◆ **TASK PROMPT**
Transcribe the records below exactly as they appear, omitting any pictures.

(Data items)
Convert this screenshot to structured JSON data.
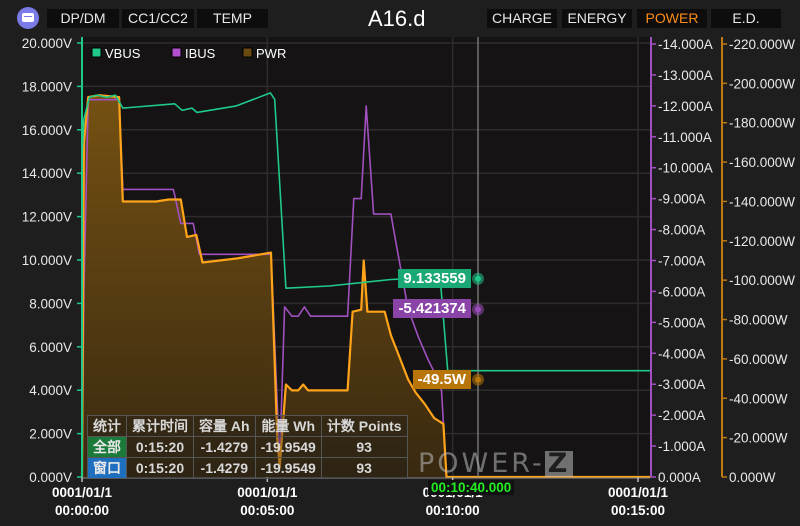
{
  "header": {
    "title": "A16.d",
    "left_tabs": [
      {
        "label": "DP/DM"
      },
      {
        "label": "CC1/CC2"
      },
      {
        "label": "TEMP"
      }
    ],
    "right_tabs": [
      {
        "label": "CHARGE",
        "active": false
      },
      {
        "label": "ENERGY",
        "active": false
      },
      {
        "label": "POWER",
        "active": true
      },
      {
        "label": "E.D.",
        "active": false
      }
    ]
  },
  "colors": {
    "vbus": "#1fc98a",
    "ibus": "#a050c0",
    "pwr": "#ffa31a",
    "pwr_fill": "#6b4a10",
    "active_tab": "#ff8c1a",
    "cursor_time": "#22ee22"
  },
  "chart_data": {
    "type": "line",
    "title": "A16.d",
    "xlabel": "",
    "x_unit": "seconds",
    "xlim": [
      0,
      920
    ],
    "x_ticks": [
      {
        "value": 0,
        "label_date": "0001/01/1",
        "label_time": "00:00:00"
      },
      {
        "value": 300,
        "label_date": "0001/01/1",
        "label_time": "00:05:00"
      },
      {
        "value": 600,
        "label_date": "0001/01/1",
        "label_time": "00:10:00"
      },
      {
        "value": 900,
        "label_date": "0001/01/1",
        "label_time": "00:15:00"
      }
    ],
    "axes": {
      "voltage": {
        "position": "left",
        "range": [
          0,
          20
        ],
        "ticks": [
          "0.000V",
          "2.000V",
          "4.000V",
          "6.000V",
          "8.000V",
          "10.000V",
          "12.000V",
          "14.000V",
          "16.000V",
          "18.000V",
          "20.000V"
        ]
      },
      "current": {
        "position": "right",
        "range": [
          0,
          -14
        ],
        "ticks": [
          "0.000A",
          "-1.000A",
          "-2.000A",
          "-3.000A",
          "-4.000A",
          "-5.000A",
          "-6.000A",
          "-7.000A",
          "-8.000A",
          "-9.000A",
          "-10.000A",
          "-11.000A",
          "-12.000A",
          "-13.000A",
          "-14.000A"
        ]
      },
      "power": {
        "position": "far-right",
        "range": [
          0,
          -220
        ],
        "ticks": [
          "0.000W",
          "-20.000W",
          "-40.000W",
          "-60.000W",
          "-80.000W",
          "-100.000W",
          "-120.000W",
          "-140.000W",
          "-160.000W",
          "-180.000W",
          "-200.000W",
          "-220.000W"
        ]
      }
    },
    "legend": {
      "placement": "top-left",
      "entries": [
        "VBUS",
        "IBUS",
        "PWR"
      ]
    },
    "grid": true,
    "series": [
      {
        "name": "VBUS",
        "axis": "voltage",
        "points": [
          [
            0,
            14.8
          ],
          [
            3,
            16.5
          ],
          [
            12,
            17.5
          ],
          [
            24,
            17.6
          ],
          [
            40,
            17.5
          ],
          [
            54,
            17.6
          ],
          [
            66,
            17.0
          ],
          [
            150,
            17.2
          ],
          [
            162,
            16.9
          ],
          [
            178,
            17.0
          ],
          [
            186,
            16.8
          ],
          [
            250,
            17.1
          ],
          [
            305,
            17.7
          ],
          [
            312,
            17.4
          ],
          [
            330,
            8.7
          ],
          [
            400,
            8.8
          ],
          [
            500,
            9.1
          ],
          [
            528,
            9.133
          ],
          [
            580,
            9.1
          ],
          [
            592,
            4.9
          ],
          [
            920,
            4.9
          ]
        ]
      },
      {
        "name": "IBUS",
        "axis": "current",
        "points": [
          [
            0,
            0
          ],
          [
            3,
            -6.0
          ],
          [
            10,
            -12.2
          ],
          [
            60,
            -12.2
          ],
          [
            66,
            -9.3
          ],
          [
            148,
            -9.3
          ],
          [
            160,
            -8.2
          ],
          [
            180,
            -8.2
          ],
          [
            190,
            -7.2
          ],
          [
            306,
            -7.2
          ],
          [
            320,
            -0.5
          ],
          [
            328,
            -5.5
          ],
          [
            340,
            -5.2
          ],
          [
            350,
            -5.2
          ],
          [
            360,
            -5.5
          ],
          [
            370,
            -5.2
          ],
          [
            430,
            -5.2
          ],
          [
            440,
            -9.0
          ],
          [
            452,
            -9.0
          ],
          [
            460,
            -12.0
          ],
          [
            472,
            -8.5
          ],
          [
            500,
            -8.5
          ],
          [
            508,
            -7.6
          ],
          [
            528,
            -5.421
          ],
          [
            545,
            -4.5
          ],
          [
            560,
            -3.8
          ],
          [
            570,
            -3.4
          ],
          [
            582,
            -2.8
          ],
          [
            590,
            0
          ],
          [
            920,
            0
          ]
        ]
      },
      {
        "name": "PWR",
        "axis": "power",
        "filled": true,
        "points": [
          [
            0,
            0
          ],
          [
            3,
            -170
          ],
          [
            10,
            -193
          ],
          [
            28,
            -194
          ],
          [
            60,
            -193
          ],
          [
            66,
            -140
          ],
          [
            120,
            -140
          ],
          [
            140,
            -141
          ],
          [
            160,
            -141
          ],
          [
            170,
            -122
          ],
          [
            185,
            -123
          ],
          [
            195,
            -109
          ],
          [
            250,
            -111
          ],
          [
            306,
            -114
          ],
          [
            316,
            -20
          ],
          [
            320,
            -5
          ],
          [
            330,
            -47
          ],
          [
            340,
            -44
          ],
          [
            350,
            -44
          ],
          [
            358,
            -47
          ],
          [
            366,
            -44
          ],
          [
            430,
            -44
          ],
          [
            438,
            -84
          ],
          [
            452,
            -85
          ],
          [
            456,
            -110
          ],
          [
            462,
            -84
          ],
          [
            490,
            -84
          ],
          [
            500,
            -72
          ],
          [
            510,
            -64
          ],
          [
            528,
            -49.5
          ],
          [
            540,
            -43
          ],
          [
            555,
            -37
          ],
          [
            570,
            -30
          ],
          [
            585,
            -27
          ],
          [
            590,
            0
          ],
          [
            920,
            0
          ]
        ]
      }
    ],
    "cursor": {
      "time_label": "00:10:40.000",
      "x": 640,
      "readouts": [
        {
          "series": "VBUS",
          "label": "9.133559",
          "value": 9.133559
        },
        {
          "series": "IBUS",
          "label": "-5.421374",
          "value": -5.421374
        },
        {
          "series": "PWR",
          "label": "-49.5W",
          "value": -49.5
        }
      ]
    }
  },
  "stats_table": {
    "headers": [
      "统计",
      "累计时间",
      "容量 Ah",
      "能量 Wh",
      "计数 Points"
    ],
    "rows": [
      {
        "label": "全部",
        "time": "0:15:20",
        "capacity": "-1.4279",
        "energy": "-19.9549",
        "points": "93"
      },
      {
        "label": "窗口",
        "time": "0:15:20",
        "capacity": "-1.4279",
        "energy": "-19.9549",
        "points": "93"
      }
    ]
  },
  "watermark": {
    "text": "POWER-",
    "badge": "Z"
  }
}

◆ **FULL ANSWER**
Convert this screenshot to structured JSON data.
{
  "header": {
    "title": "A16.d",
    "left_tabs": [
      {
        "label": "DP/DM"
      },
      {
        "label": "CC1/CC2"
      },
      {
        "label": "TEMP"
      }
    ],
    "right_tabs": [
      {
        "label": "CHARGE",
        "active": false
      },
      {
        "label": "ENERGY",
        "active": false
      },
      {
        "label": "POWER",
        "active": true
      },
      {
        "label": "E.D.",
        "active": false
      }
    ]
  },
  "colors": {
    "vbus": "#1fc98a",
    "ibus": "#a050c0",
    "pwr": "#ffa31a",
    "pwr_fill": "#6b4a10",
    "active_tab": "#ff8c1a",
    "cursor_time": "#22ee22"
  },
  "chart_data": {
    "type": "line",
    "title": "A16.d",
    "xlabel": "",
    "x_unit": "seconds",
    "xlim": [
      0,
      920
    ],
    "x_ticks": [
      {
        "value": 0,
        "label_date": "0001/01/1",
        "label_time": "00:00:00"
      },
      {
        "value": 300,
        "label_date": "0001/01/1",
        "label_time": "00:05:00"
      },
      {
        "value": 600,
        "label_date": "0001/01/1",
        "label_time": "00:10:00"
      },
      {
        "value": 900,
        "label_date": "0001/01/1",
        "label_time": "00:15:00"
      }
    ],
    "axes": {
      "voltage": {
        "position": "left",
        "range": [
          0,
          20
        ],
        "ticks": [
          "0.000V",
          "2.000V",
          "4.000V",
          "6.000V",
          "8.000V",
          "10.000V",
          "12.000V",
          "14.000V",
          "16.000V",
          "18.000V",
          "20.000V"
        ]
      },
      "current": {
        "position": "right",
        "range": [
          0,
          -14
        ],
        "ticks": [
          "0.000A",
          "-1.000A",
          "-2.000A",
          "-3.000A",
          "-4.000A",
          "-5.000A",
          "-6.000A",
          "-7.000A",
          "-8.000A",
          "-9.000A",
          "-10.000A",
          "-11.000A",
          "-12.000A",
          "-13.000A",
          "-14.000A"
        ]
      },
      "power": {
        "position": "far-right",
        "range": [
          0,
          -220
        ],
        "ticks": [
          "0.000W",
          "-20.000W",
          "-40.000W",
          "-60.000W",
          "-80.000W",
          "-100.000W",
          "-120.000W",
          "-140.000W",
          "-160.000W",
          "-180.000W",
          "-200.000W",
          "-220.000W"
        ]
      }
    },
    "legend": {
      "placement": "top-left",
      "entries": [
        "VBUS",
        "IBUS",
        "PWR"
      ]
    },
    "grid": true,
    "series": [
      {
        "name": "VBUS",
        "axis": "voltage",
        "points": [
          [
            0,
            14.8
          ],
          [
            3,
            16.5
          ],
          [
            12,
            17.5
          ],
          [
            24,
            17.6
          ],
          [
            40,
            17.5
          ],
          [
            54,
            17.6
          ],
          [
            66,
            17.0
          ],
          [
            150,
            17.2
          ],
          [
            162,
            16.9
          ],
          [
            178,
            17.0
          ],
          [
            186,
            16.8
          ],
          [
            250,
            17.1
          ],
          [
            305,
            17.7
          ],
          [
            312,
            17.4
          ],
          [
            330,
            8.7
          ],
          [
            400,
            8.8
          ],
          [
            500,
            9.1
          ],
          [
            528,
            9.133
          ],
          [
            580,
            9.1
          ],
          [
            592,
            4.9
          ],
          [
            920,
            4.9
          ]
        ]
      },
      {
        "name": "IBUS",
        "axis": "current",
        "points": [
          [
            0,
            0
          ],
          [
            3,
            -6.0
          ],
          [
            10,
            -12.2
          ],
          [
            60,
            -12.2
          ],
          [
            66,
            -9.3
          ],
          [
            148,
            -9.3
          ],
          [
            160,
            -8.2
          ],
          [
            180,
            -8.2
          ],
          [
            190,
            -7.2
          ],
          [
            306,
            -7.2
          ],
          [
            320,
            -0.5
          ],
          [
            328,
            -5.5
          ],
          [
            340,
            -5.2
          ],
          [
            350,
            -5.2
          ],
          [
            360,
            -5.5
          ],
          [
            370,
            -5.2
          ],
          [
            430,
            -5.2
          ],
          [
            440,
            -9.0
          ],
          [
            452,
            -9.0
          ],
          [
            460,
            -12.0
          ],
          [
            472,
            -8.5
          ],
          [
            500,
            -8.5
          ],
          [
            508,
            -7.6
          ],
          [
            528,
            -5.421
          ],
          [
            545,
            -4.5
          ],
          [
            560,
            -3.8
          ],
          [
            570,
            -3.4
          ],
          [
            582,
            -2.8
          ],
          [
            590,
            0
          ],
          [
            920,
            0
          ]
        ]
      },
      {
        "name": "PWR",
        "axis": "power",
        "filled": true,
        "points": [
          [
            0,
            0
          ],
          [
            3,
            -170
          ],
          [
            10,
            -193
          ],
          [
            28,
            -194
          ],
          [
            60,
            -193
          ],
          [
            66,
            -140
          ],
          [
            120,
            -140
          ],
          [
            140,
            -141
          ],
          [
            160,
            -141
          ],
          [
            170,
            -122
          ],
          [
            185,
            -123
          ],
          [
            195,
            -109
          ],
          [
            250,
            -111
          ],
          [
            306,
            -114
          ],
          [
            316,
            -20
          ],
          [
            320,
            -5
          ],
          [
            330,
            -47
          ],
          [
            340,
            -44
          ],
          [
            350,
            -44
          ],
          [
            358,
            -47
          ],
          [
            366,
            -44
          ],
          [
            430,
            -44
          ],
          [
            438,
            -84
          ],
          [
            452,
            -85
          ],
          [
            456,
            -110
          ],
          [
            462,
            -84
          ],
          [
            490,
            -84
          ],
          [
            500,
            -72
          ],
          [
            510,
            -64
          ],
          [
            528,
            -49.5
          ],
          [
            540,
            -43
          ],
          [
            555,
            -37
          ],
          [
            570,
            -30
          ],
          [
            585,
            -27
          ],
          [
            590,
            0
          ],
          [
            920,
            0
          ]
        ]
      }
    ],
    "cursor": {
      "time_label": "00:10:40.000",
      "x": 640,
      "readouts": [
        {
          "series": "VBUS",
          "label": "9.133559",
          "value": 9.133559
        },
        {
          "series": "IBUS",
          "label": "-5.421374",
          "value": -5.421374
        },
        {
          "series": "PWR",
          "label": "-49.5W",
          "value": -49.5
        }
      ]
    }
  },
  "stats_table": {
    "headers": [
      "统计",
      "累计时间",
      "容量 Ah",
      "能量 Wh",
      "计数 Points"
    ],
    "rows": [
      {
        "label": "全部",
        "time": "0:15:20",
        "capacity": "-1.4279",
        "energy": "-19.9549",
        "points": "93"
      },
      {
        "label": "窗口",
        "time": "0:15:20",
        "capacity": "-1.4279",
        "energy": "-19.9549",
        "points": "93"
      }
    ]
  },
  "watermark": {
    "text": "POWER-",
    "badge": "Z"
  }
}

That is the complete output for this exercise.